- PROBLEM TO SOLVE:
Below are the records; collect from them each line containing the string "телематических".

- DATA FOR THIS TASK:
⁂

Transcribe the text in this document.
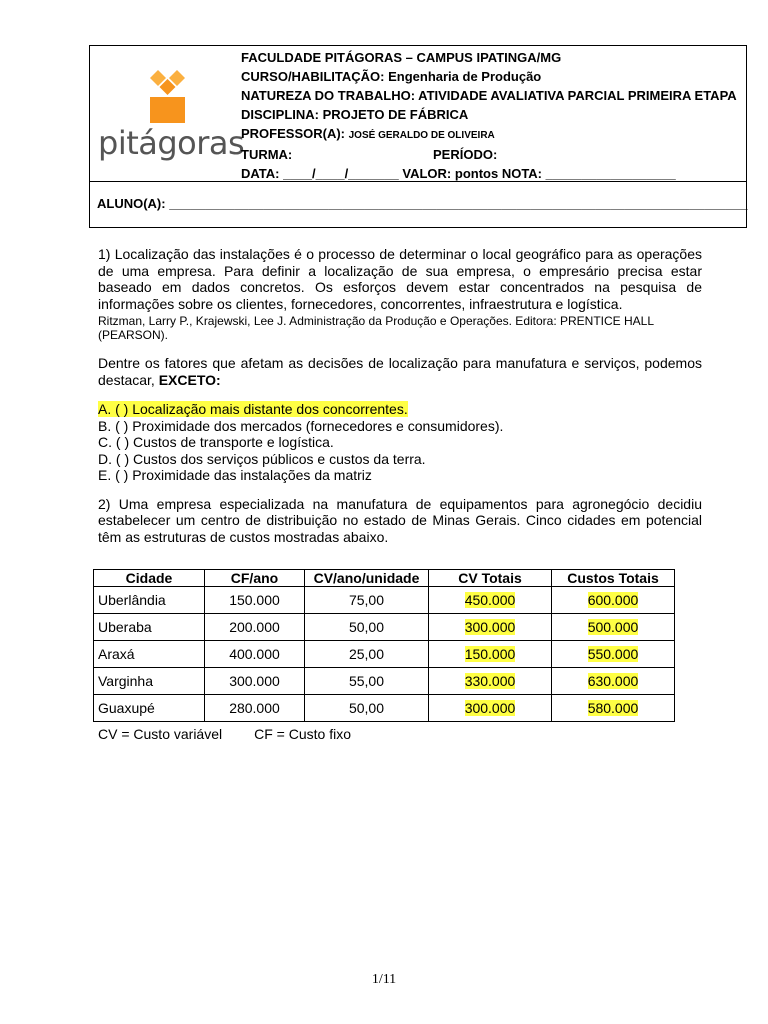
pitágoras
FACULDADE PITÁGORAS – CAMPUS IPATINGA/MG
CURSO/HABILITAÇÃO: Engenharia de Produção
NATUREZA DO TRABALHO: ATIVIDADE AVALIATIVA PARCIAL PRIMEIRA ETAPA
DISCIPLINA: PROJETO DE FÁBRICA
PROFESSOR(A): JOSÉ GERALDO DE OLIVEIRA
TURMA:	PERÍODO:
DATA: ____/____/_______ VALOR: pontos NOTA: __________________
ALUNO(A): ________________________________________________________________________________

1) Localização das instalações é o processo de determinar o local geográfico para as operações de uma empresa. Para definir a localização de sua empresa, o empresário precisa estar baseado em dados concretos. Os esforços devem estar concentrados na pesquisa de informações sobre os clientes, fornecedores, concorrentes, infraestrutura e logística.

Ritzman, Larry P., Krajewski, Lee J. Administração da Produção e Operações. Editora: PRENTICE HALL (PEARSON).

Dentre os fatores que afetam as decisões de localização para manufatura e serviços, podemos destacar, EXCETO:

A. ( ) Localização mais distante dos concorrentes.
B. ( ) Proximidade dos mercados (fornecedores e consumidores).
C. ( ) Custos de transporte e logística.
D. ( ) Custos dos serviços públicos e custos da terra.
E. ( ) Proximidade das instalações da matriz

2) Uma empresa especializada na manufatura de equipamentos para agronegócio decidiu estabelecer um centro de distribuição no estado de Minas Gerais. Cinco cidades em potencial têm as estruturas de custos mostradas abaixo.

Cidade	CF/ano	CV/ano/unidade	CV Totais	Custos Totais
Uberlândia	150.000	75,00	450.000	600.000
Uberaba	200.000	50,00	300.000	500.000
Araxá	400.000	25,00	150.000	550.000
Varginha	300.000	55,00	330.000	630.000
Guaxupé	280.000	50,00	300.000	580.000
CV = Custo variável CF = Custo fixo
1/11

⁂

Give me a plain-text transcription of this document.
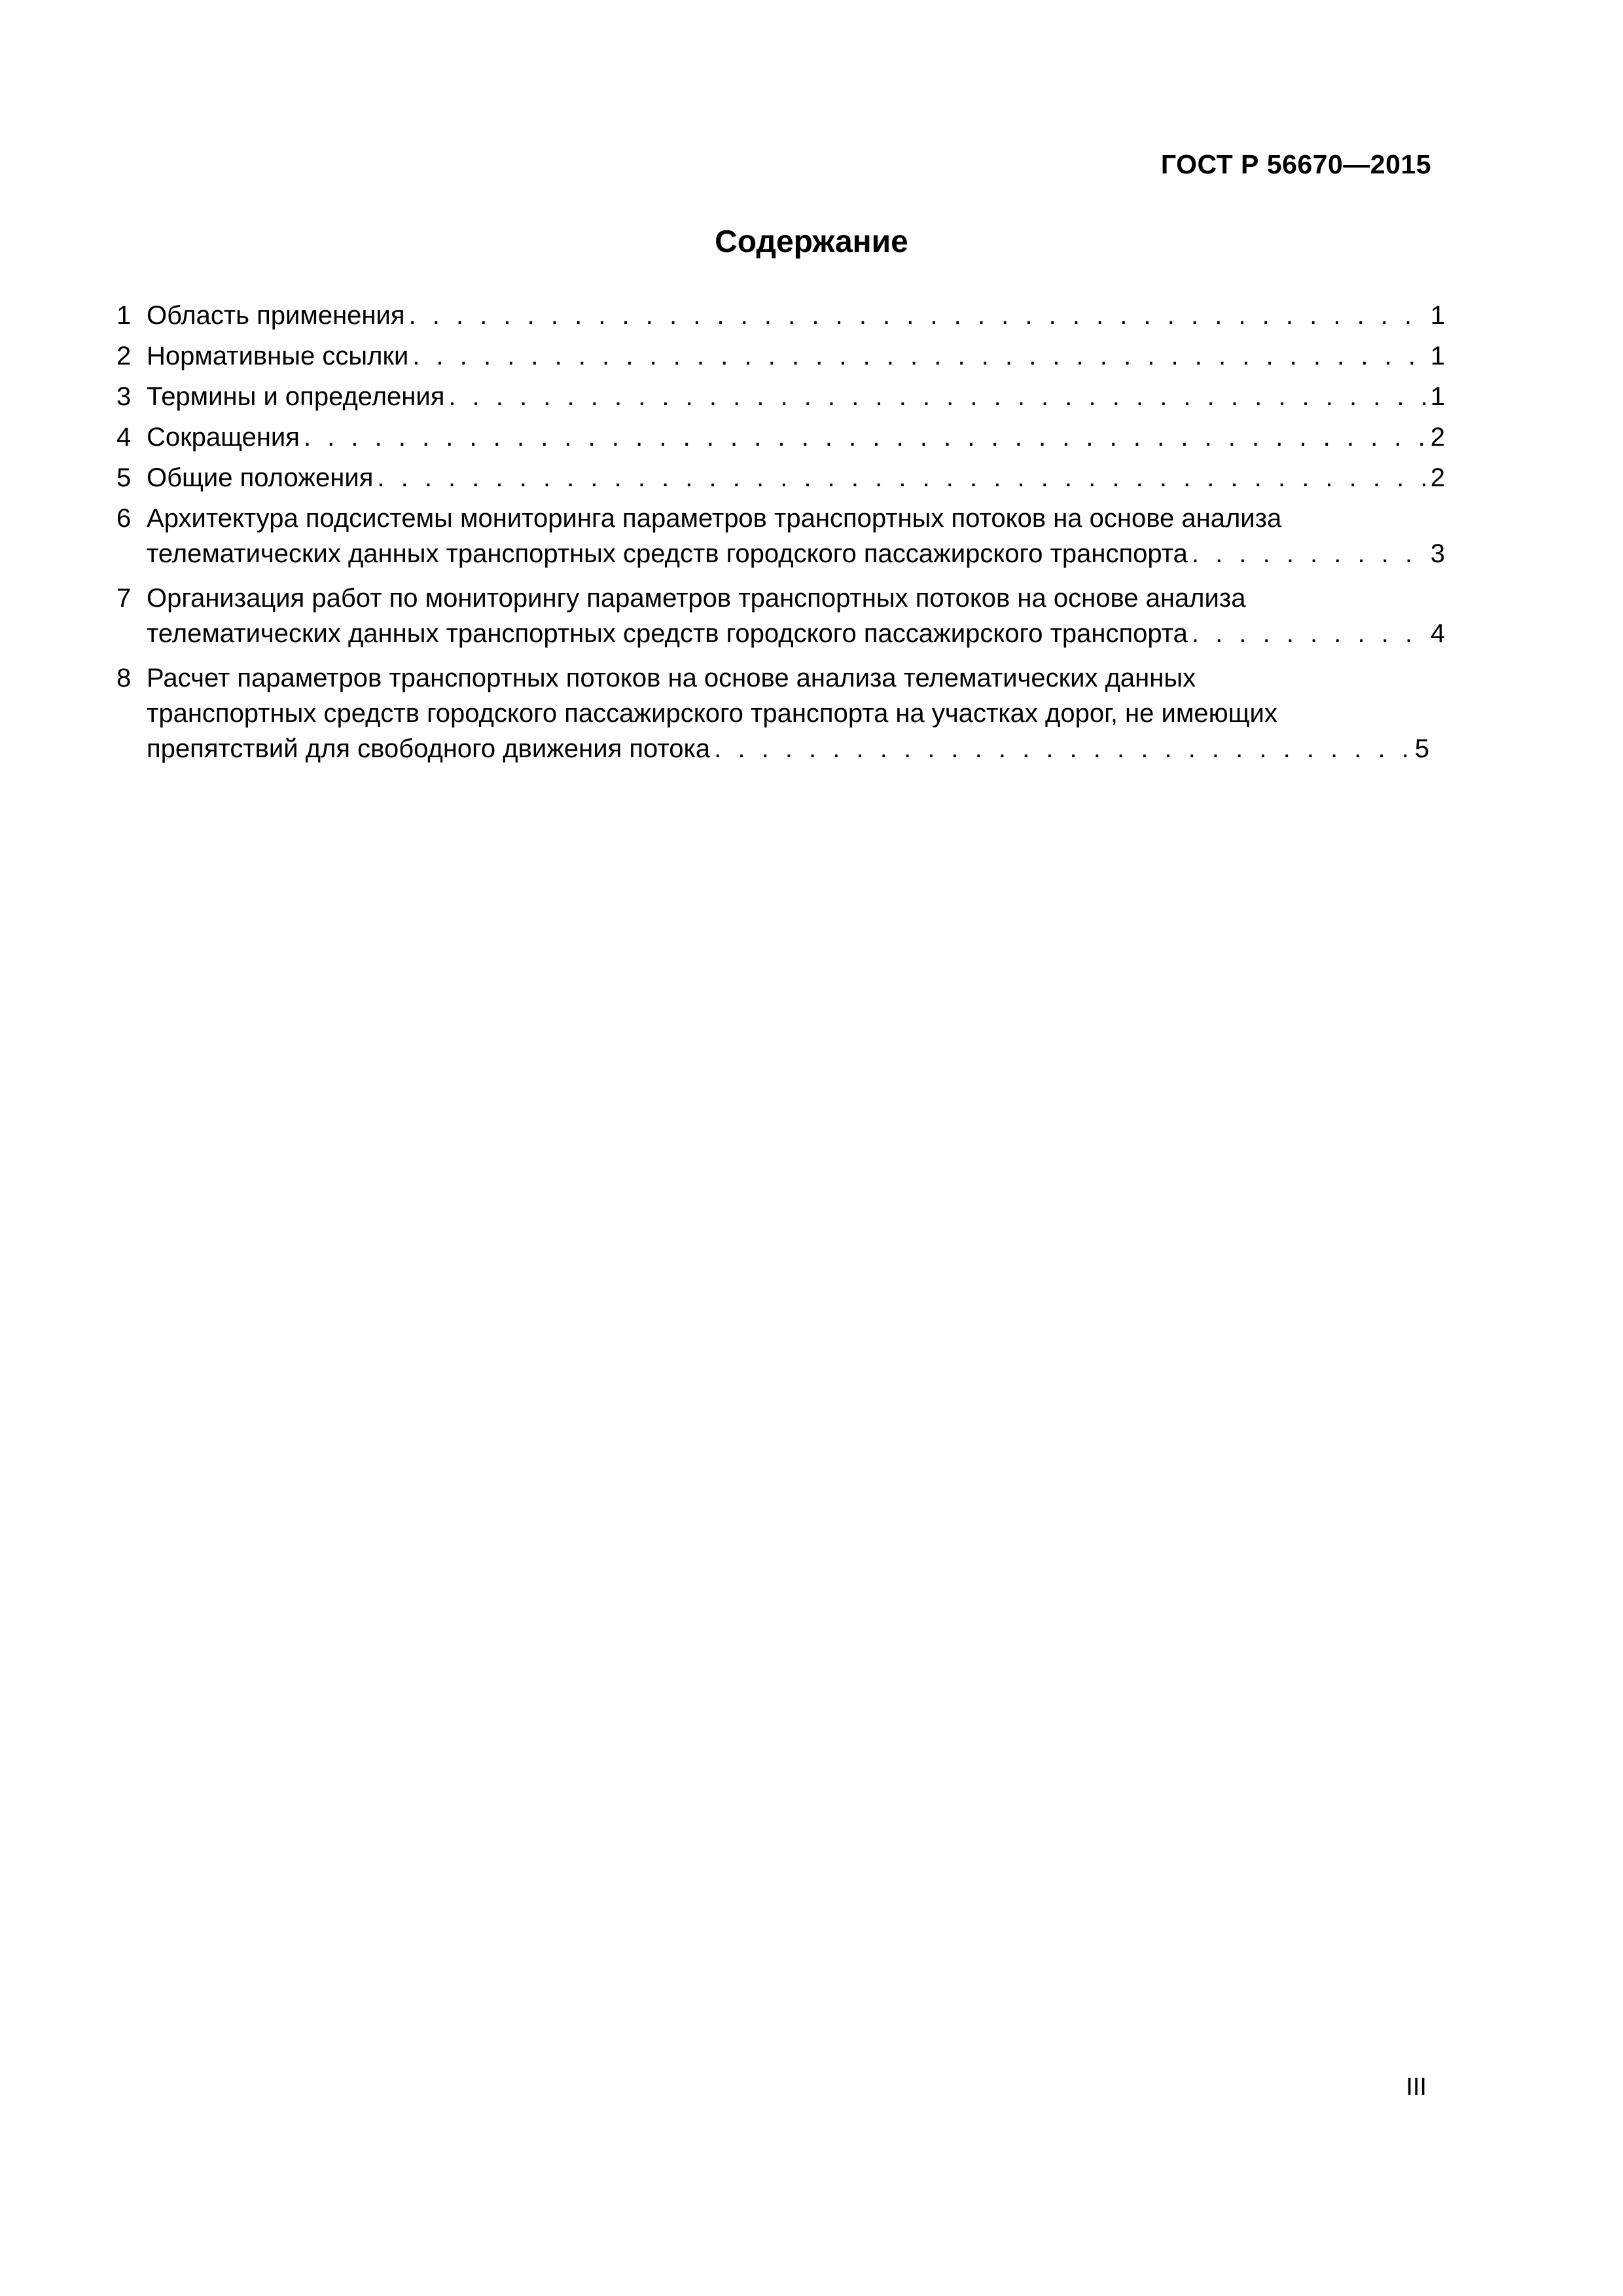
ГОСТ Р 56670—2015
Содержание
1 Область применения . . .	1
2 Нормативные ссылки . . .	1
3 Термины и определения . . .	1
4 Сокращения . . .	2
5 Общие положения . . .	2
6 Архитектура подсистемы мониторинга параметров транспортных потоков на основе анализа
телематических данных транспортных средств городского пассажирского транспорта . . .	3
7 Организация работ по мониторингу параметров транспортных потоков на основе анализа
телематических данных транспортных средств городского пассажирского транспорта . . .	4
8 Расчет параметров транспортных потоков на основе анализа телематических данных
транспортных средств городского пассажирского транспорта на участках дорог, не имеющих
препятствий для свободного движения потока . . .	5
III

⁂

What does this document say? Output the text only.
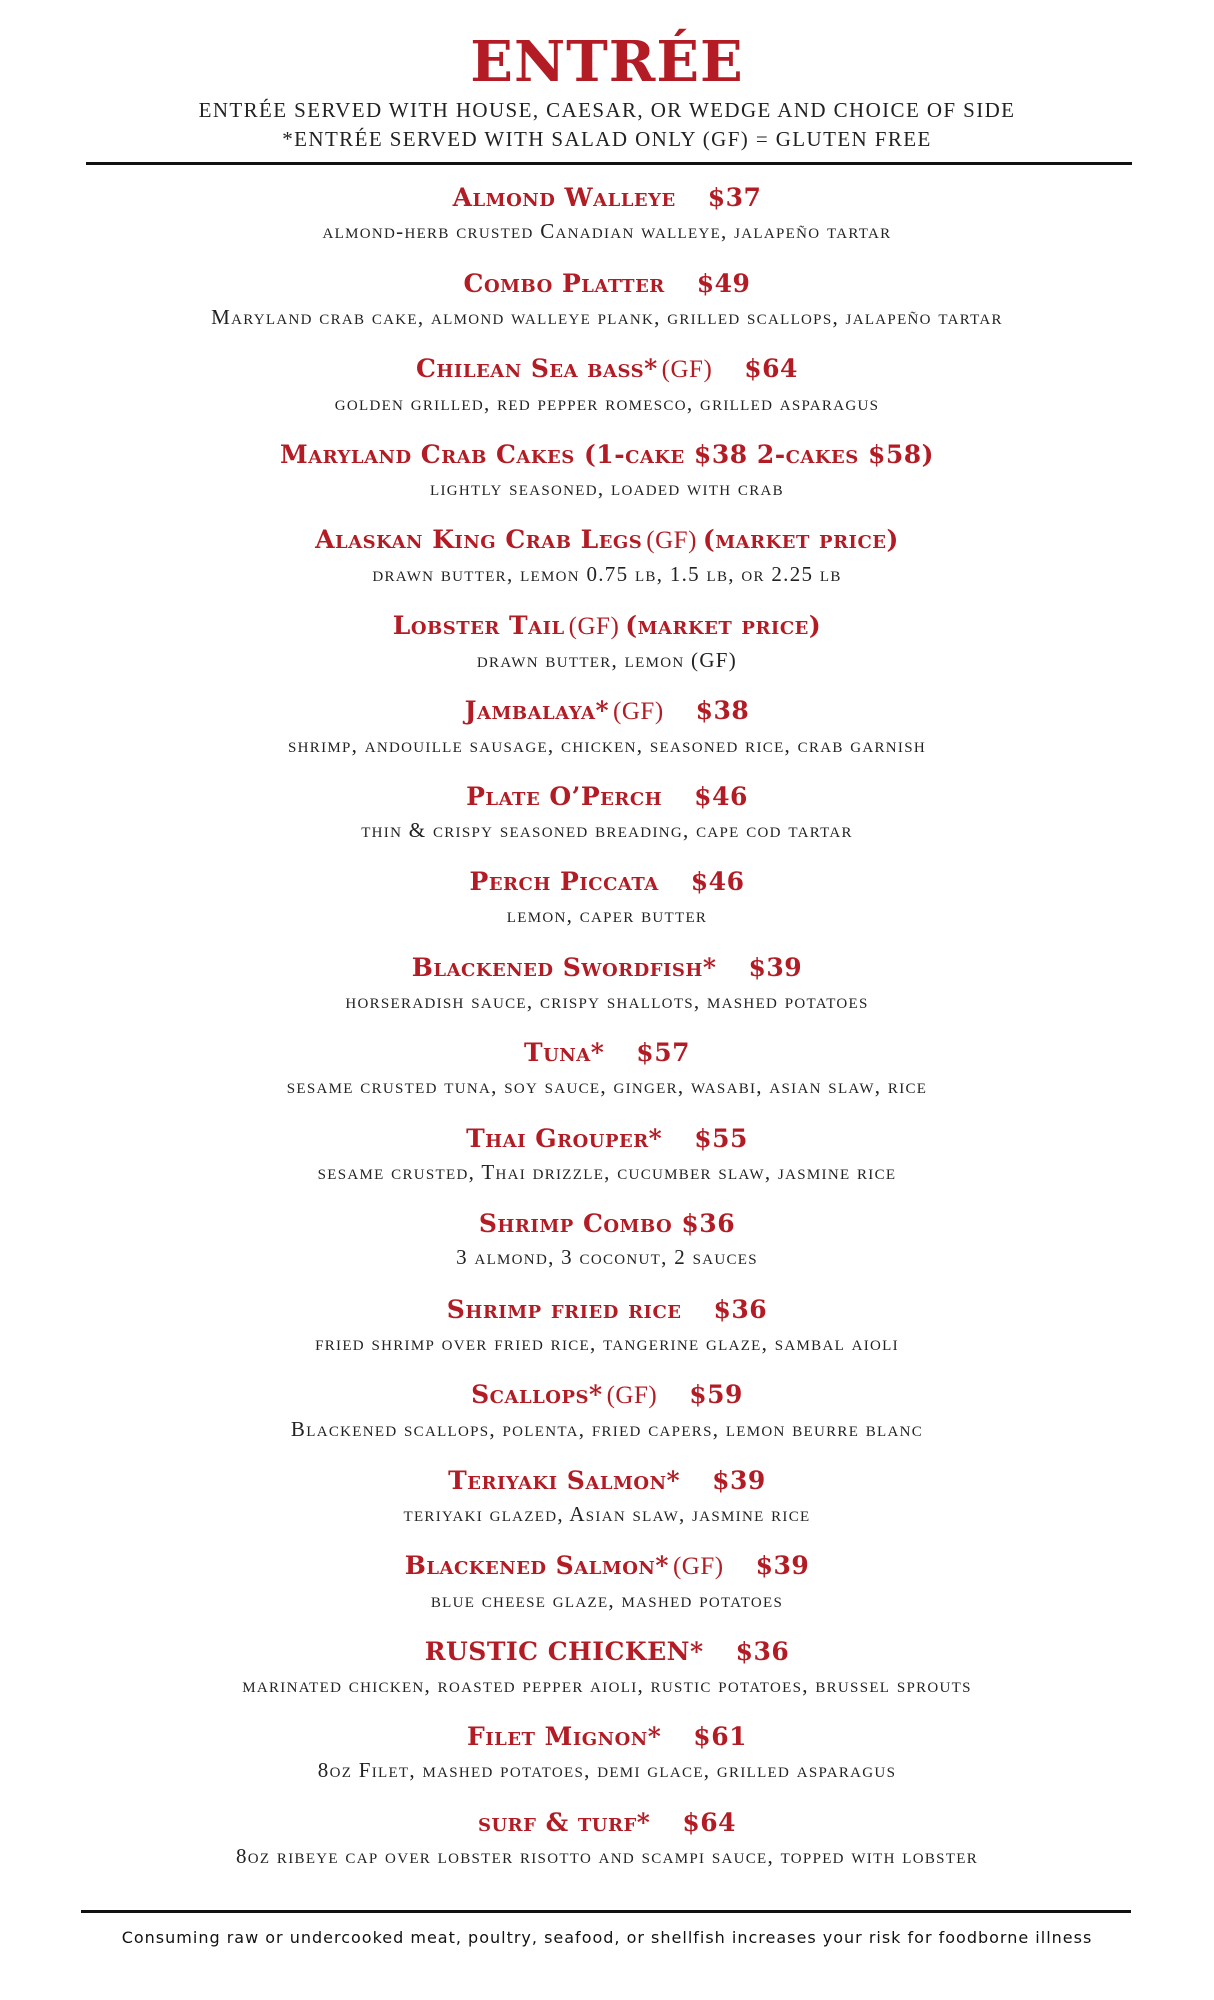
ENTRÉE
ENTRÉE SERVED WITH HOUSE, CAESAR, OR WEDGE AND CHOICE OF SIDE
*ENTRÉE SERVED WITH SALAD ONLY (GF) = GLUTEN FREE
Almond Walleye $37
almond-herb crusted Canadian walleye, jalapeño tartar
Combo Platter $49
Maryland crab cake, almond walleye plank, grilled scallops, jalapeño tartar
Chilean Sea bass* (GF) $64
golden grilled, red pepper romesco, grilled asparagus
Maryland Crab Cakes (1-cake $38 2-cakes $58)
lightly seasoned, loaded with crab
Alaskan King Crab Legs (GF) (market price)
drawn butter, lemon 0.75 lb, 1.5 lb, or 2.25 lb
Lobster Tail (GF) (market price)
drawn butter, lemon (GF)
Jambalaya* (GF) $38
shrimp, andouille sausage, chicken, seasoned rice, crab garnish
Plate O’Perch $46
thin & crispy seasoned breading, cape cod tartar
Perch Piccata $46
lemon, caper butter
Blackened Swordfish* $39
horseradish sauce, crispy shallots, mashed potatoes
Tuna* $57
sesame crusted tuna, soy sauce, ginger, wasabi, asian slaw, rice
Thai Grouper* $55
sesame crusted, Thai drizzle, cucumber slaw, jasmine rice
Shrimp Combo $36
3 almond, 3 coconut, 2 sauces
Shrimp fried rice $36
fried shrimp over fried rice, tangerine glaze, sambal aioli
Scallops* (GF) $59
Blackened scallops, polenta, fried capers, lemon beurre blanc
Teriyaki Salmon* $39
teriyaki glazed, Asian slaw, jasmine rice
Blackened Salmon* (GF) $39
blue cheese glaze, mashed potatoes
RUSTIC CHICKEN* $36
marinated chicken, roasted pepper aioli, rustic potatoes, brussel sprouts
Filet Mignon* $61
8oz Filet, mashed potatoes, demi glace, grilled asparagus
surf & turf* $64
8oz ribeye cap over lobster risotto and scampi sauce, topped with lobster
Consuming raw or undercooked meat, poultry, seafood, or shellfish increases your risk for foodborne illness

⁂

- TASK OUTPUT:
телематических данных транспортных средств городского пассажирского транспорта . . .	3
телематических данных транспортных средств городского пассажирского транспорта . . .	4
8 Расчет параметров транспортных потоков на основе анализа телематических данных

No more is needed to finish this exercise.